• Your task:
Gather each line in the entries that includes the string "Newsletter".

Dataset items:

----------

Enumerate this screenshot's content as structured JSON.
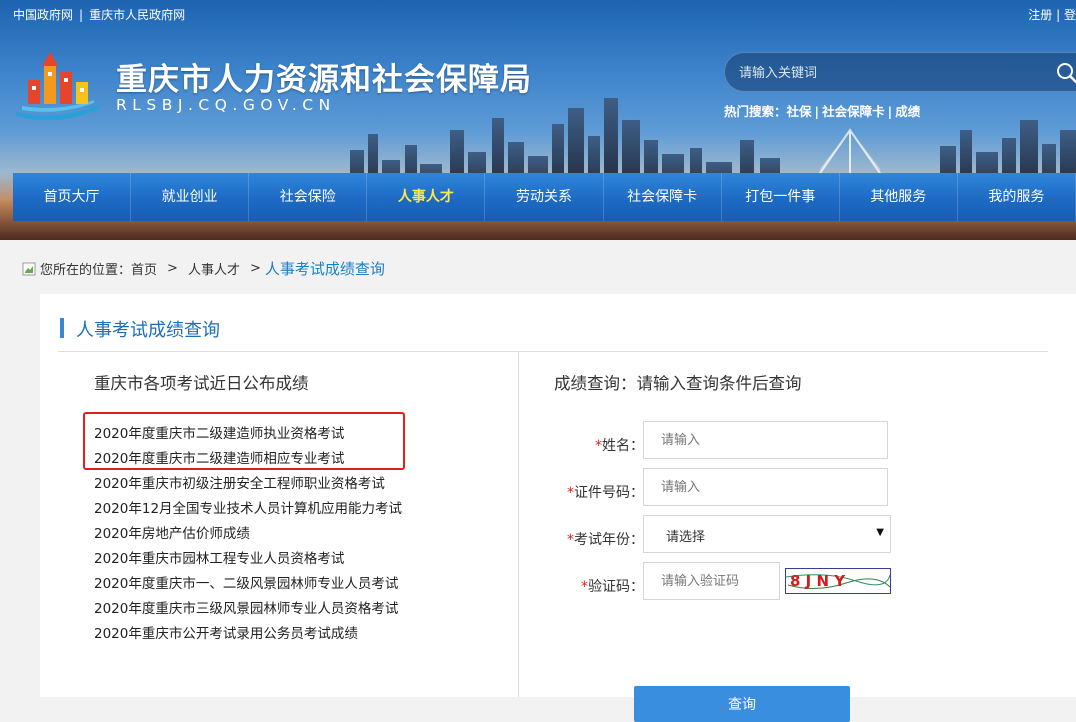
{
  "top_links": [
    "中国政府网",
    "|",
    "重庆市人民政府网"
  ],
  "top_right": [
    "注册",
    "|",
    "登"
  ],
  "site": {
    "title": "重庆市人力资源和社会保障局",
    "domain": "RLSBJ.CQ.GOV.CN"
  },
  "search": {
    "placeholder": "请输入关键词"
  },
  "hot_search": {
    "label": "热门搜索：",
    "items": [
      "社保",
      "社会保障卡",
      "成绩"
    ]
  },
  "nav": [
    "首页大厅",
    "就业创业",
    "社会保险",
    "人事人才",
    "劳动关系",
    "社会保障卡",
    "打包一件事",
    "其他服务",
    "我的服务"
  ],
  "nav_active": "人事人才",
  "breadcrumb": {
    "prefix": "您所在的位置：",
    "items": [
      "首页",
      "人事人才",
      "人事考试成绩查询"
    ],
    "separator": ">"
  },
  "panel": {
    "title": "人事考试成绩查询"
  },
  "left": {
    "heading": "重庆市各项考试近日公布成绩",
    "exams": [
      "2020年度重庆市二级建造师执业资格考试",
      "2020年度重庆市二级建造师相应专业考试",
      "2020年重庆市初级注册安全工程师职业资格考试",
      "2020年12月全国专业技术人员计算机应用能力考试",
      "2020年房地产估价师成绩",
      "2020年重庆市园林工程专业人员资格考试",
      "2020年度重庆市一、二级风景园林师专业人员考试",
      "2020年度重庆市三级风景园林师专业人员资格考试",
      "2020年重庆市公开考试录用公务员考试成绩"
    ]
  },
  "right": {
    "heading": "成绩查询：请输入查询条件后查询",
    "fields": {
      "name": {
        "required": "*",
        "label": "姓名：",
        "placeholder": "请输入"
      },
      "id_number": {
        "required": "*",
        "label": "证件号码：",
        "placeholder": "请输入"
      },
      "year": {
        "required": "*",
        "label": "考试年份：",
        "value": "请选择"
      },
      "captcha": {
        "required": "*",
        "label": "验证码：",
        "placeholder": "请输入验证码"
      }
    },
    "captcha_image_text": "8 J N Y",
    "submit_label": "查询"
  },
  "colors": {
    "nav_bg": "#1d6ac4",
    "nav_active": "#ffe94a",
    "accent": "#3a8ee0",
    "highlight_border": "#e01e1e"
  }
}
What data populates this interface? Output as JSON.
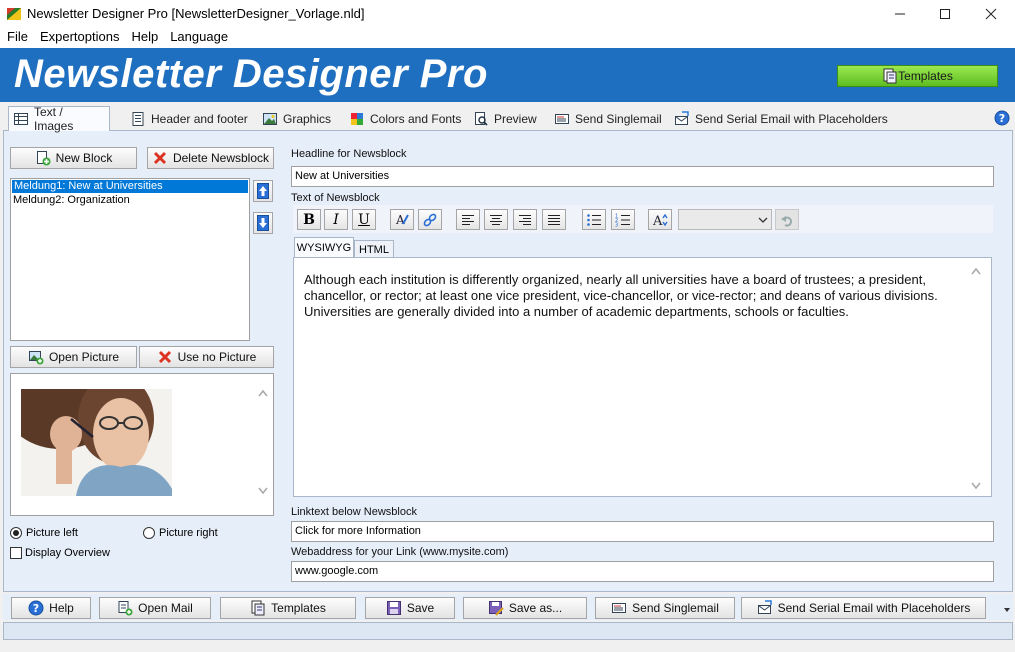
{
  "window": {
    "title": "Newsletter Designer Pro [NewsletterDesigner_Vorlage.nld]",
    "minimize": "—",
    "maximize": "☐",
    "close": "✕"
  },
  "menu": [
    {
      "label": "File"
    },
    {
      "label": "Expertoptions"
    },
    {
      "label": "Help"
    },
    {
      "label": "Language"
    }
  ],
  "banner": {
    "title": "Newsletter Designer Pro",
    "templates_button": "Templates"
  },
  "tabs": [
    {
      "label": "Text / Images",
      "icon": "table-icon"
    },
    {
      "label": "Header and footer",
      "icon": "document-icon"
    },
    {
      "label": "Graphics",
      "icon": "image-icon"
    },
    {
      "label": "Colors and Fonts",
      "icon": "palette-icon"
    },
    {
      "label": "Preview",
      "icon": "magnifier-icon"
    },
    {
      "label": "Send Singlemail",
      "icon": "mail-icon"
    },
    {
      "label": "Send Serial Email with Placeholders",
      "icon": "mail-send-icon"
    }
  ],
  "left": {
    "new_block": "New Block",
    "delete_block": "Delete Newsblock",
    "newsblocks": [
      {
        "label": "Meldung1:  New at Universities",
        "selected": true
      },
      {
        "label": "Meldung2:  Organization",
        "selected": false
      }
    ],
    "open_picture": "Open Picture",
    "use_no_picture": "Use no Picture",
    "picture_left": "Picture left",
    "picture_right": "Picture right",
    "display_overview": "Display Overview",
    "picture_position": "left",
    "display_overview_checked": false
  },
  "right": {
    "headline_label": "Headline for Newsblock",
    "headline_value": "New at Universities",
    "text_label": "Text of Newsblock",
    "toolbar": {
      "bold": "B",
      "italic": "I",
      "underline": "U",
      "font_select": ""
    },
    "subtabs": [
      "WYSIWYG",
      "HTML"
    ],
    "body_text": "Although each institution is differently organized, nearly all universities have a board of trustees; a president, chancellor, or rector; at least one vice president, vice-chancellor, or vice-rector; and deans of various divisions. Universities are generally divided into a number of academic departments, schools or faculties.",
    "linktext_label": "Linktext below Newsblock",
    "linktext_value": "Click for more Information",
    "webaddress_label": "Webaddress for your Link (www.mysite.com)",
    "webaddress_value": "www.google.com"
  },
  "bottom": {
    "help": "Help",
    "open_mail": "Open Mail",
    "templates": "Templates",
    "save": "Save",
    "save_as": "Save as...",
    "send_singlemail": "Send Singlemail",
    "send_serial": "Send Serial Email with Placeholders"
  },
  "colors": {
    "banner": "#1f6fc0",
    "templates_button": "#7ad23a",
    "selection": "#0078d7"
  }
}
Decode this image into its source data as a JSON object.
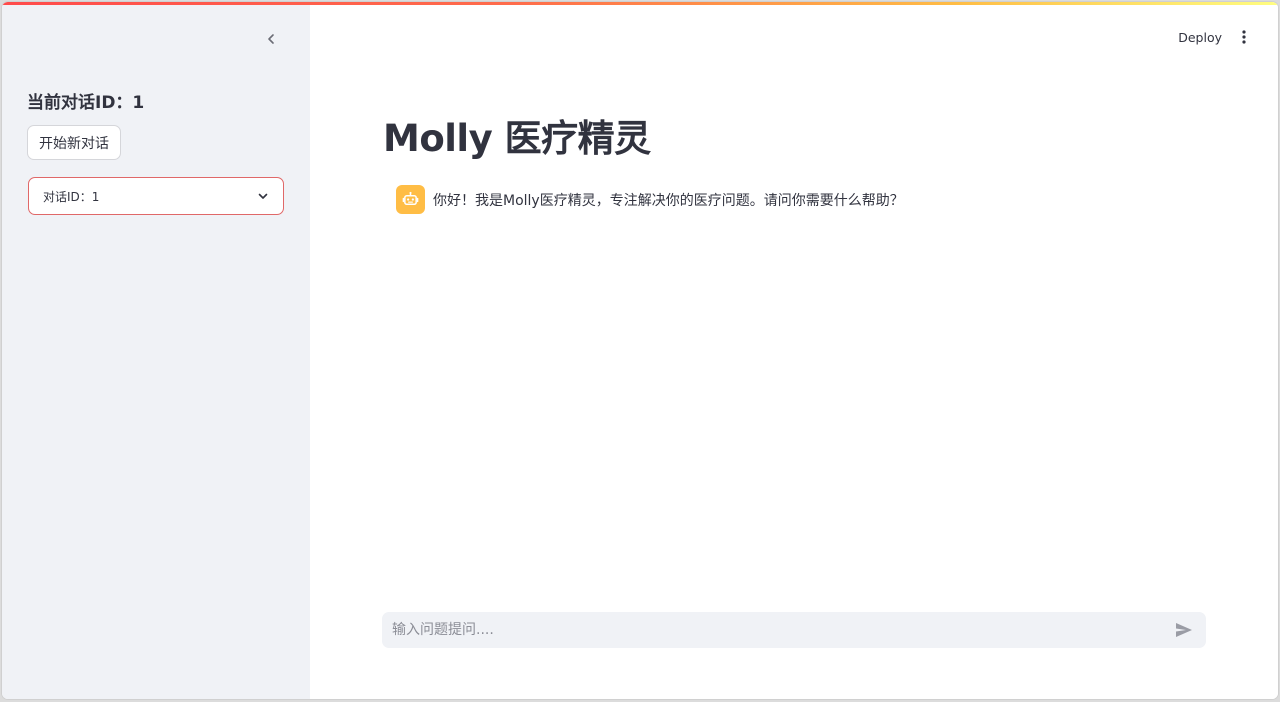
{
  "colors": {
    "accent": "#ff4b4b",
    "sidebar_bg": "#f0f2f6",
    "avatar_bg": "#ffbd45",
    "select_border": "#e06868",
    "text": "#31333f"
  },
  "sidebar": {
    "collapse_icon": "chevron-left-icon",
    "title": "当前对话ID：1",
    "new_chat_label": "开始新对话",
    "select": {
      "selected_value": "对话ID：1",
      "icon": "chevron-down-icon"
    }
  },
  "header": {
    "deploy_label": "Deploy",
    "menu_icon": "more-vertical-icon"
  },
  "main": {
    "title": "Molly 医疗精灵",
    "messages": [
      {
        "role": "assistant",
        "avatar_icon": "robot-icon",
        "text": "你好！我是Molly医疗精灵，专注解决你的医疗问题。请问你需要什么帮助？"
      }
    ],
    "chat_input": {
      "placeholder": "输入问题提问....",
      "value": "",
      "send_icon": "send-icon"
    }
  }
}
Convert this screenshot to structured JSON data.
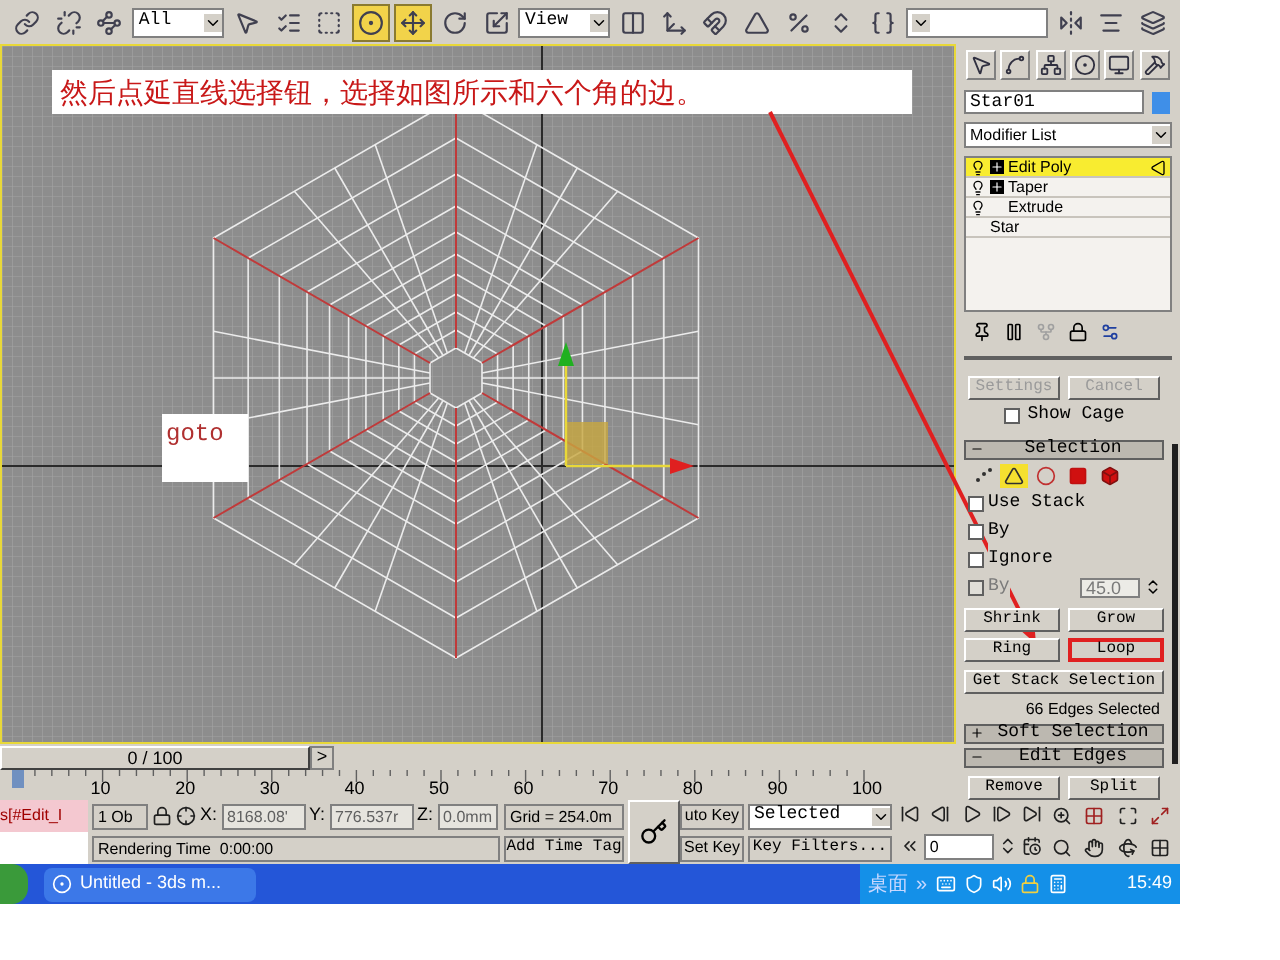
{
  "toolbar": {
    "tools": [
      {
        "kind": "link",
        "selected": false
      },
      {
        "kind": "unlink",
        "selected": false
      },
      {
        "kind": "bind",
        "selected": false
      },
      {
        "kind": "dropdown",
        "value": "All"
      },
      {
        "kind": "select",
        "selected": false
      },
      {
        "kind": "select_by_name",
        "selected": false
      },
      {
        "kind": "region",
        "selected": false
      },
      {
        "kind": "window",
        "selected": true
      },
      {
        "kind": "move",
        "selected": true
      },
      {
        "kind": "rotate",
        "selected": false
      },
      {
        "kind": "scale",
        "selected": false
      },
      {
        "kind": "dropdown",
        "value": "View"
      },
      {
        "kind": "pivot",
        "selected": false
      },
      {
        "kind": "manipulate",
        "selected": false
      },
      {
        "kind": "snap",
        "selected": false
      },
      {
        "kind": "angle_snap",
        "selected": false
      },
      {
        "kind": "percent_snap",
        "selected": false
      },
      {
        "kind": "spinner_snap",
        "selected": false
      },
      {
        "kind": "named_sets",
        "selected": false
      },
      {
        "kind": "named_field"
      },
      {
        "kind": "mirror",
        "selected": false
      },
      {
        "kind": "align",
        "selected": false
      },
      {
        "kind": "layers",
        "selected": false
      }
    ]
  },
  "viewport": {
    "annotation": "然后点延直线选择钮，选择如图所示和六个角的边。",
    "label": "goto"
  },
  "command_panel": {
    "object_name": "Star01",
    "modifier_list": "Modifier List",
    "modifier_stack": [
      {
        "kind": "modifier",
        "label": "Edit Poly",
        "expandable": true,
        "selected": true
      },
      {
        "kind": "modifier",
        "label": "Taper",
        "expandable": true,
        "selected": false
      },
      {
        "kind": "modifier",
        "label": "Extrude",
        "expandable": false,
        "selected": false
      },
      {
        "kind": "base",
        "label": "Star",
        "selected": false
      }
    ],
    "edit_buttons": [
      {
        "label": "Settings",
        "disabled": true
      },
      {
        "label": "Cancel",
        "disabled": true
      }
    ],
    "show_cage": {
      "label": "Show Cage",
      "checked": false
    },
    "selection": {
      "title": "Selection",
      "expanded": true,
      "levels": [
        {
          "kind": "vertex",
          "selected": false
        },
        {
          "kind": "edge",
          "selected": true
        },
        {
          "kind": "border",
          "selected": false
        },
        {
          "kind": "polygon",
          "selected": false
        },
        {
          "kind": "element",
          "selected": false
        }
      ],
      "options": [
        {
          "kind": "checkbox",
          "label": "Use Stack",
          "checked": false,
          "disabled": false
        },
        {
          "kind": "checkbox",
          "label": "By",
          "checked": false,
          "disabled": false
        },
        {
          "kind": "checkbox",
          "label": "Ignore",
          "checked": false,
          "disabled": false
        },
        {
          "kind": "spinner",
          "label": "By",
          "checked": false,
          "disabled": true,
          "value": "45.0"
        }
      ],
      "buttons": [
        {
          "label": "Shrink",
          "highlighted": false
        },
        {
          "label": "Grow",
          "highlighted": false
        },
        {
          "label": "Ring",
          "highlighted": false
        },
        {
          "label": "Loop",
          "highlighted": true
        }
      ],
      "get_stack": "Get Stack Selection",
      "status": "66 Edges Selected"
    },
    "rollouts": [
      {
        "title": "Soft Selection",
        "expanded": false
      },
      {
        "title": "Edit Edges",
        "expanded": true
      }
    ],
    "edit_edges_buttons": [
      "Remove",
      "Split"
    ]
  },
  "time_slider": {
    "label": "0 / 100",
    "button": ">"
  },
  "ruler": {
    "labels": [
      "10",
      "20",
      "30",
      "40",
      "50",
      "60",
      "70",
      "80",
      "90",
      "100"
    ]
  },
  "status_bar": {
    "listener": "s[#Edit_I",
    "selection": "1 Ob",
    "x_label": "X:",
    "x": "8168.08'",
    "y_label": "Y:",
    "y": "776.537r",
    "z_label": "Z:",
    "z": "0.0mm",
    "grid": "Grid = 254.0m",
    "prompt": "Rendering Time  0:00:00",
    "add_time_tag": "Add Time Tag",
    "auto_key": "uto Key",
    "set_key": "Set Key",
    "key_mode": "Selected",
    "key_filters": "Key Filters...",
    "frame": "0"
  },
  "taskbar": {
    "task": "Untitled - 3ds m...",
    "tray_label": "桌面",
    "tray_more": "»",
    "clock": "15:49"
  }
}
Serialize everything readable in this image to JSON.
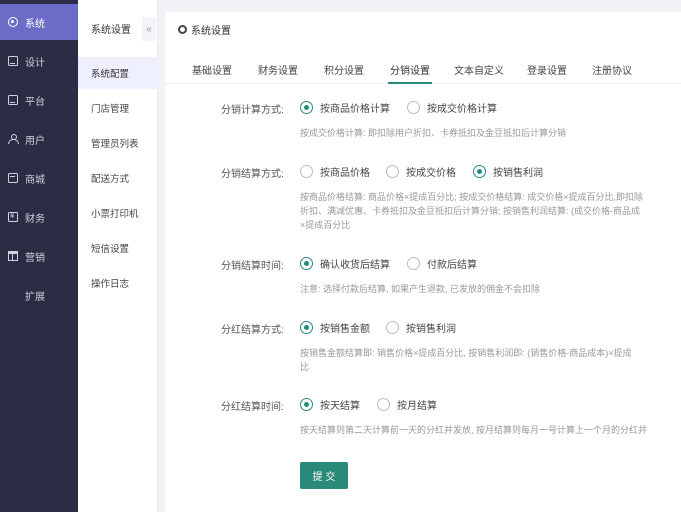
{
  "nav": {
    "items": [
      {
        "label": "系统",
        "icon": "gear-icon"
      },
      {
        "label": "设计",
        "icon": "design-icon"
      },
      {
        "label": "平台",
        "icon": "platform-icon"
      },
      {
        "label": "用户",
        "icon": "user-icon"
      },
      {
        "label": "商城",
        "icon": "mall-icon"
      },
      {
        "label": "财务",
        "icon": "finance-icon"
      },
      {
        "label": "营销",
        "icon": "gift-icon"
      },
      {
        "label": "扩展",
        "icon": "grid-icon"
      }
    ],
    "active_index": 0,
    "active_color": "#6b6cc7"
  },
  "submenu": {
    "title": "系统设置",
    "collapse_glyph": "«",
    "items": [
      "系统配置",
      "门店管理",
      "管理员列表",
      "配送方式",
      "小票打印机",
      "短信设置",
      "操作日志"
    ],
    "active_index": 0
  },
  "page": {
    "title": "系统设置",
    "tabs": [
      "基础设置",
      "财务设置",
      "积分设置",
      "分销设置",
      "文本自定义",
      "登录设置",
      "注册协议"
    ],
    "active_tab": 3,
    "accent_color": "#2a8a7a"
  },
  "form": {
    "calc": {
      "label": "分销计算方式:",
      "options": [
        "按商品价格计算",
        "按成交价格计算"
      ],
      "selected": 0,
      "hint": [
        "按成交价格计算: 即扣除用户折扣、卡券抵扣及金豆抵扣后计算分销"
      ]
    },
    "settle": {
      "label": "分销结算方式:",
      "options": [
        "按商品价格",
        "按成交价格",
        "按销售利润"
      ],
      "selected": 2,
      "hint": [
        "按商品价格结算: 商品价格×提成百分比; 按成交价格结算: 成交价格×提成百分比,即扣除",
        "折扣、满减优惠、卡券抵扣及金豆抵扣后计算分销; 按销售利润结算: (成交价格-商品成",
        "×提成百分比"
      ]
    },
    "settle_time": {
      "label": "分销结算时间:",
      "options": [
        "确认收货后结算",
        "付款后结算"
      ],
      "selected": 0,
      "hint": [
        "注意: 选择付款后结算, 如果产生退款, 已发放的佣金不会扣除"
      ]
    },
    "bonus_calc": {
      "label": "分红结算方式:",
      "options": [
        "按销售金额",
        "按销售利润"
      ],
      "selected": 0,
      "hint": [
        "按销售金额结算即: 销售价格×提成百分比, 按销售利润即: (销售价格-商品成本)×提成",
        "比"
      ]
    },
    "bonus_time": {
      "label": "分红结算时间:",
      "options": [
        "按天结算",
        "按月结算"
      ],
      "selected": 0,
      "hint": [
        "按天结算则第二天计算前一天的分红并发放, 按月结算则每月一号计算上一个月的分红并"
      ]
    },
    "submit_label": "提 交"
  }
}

----------

• The completed task:
    "title": "Newsletter Designer Pro [NewsletterDesigner_Vorlage.nld]",
    "title": "Newsletter Designer Pro",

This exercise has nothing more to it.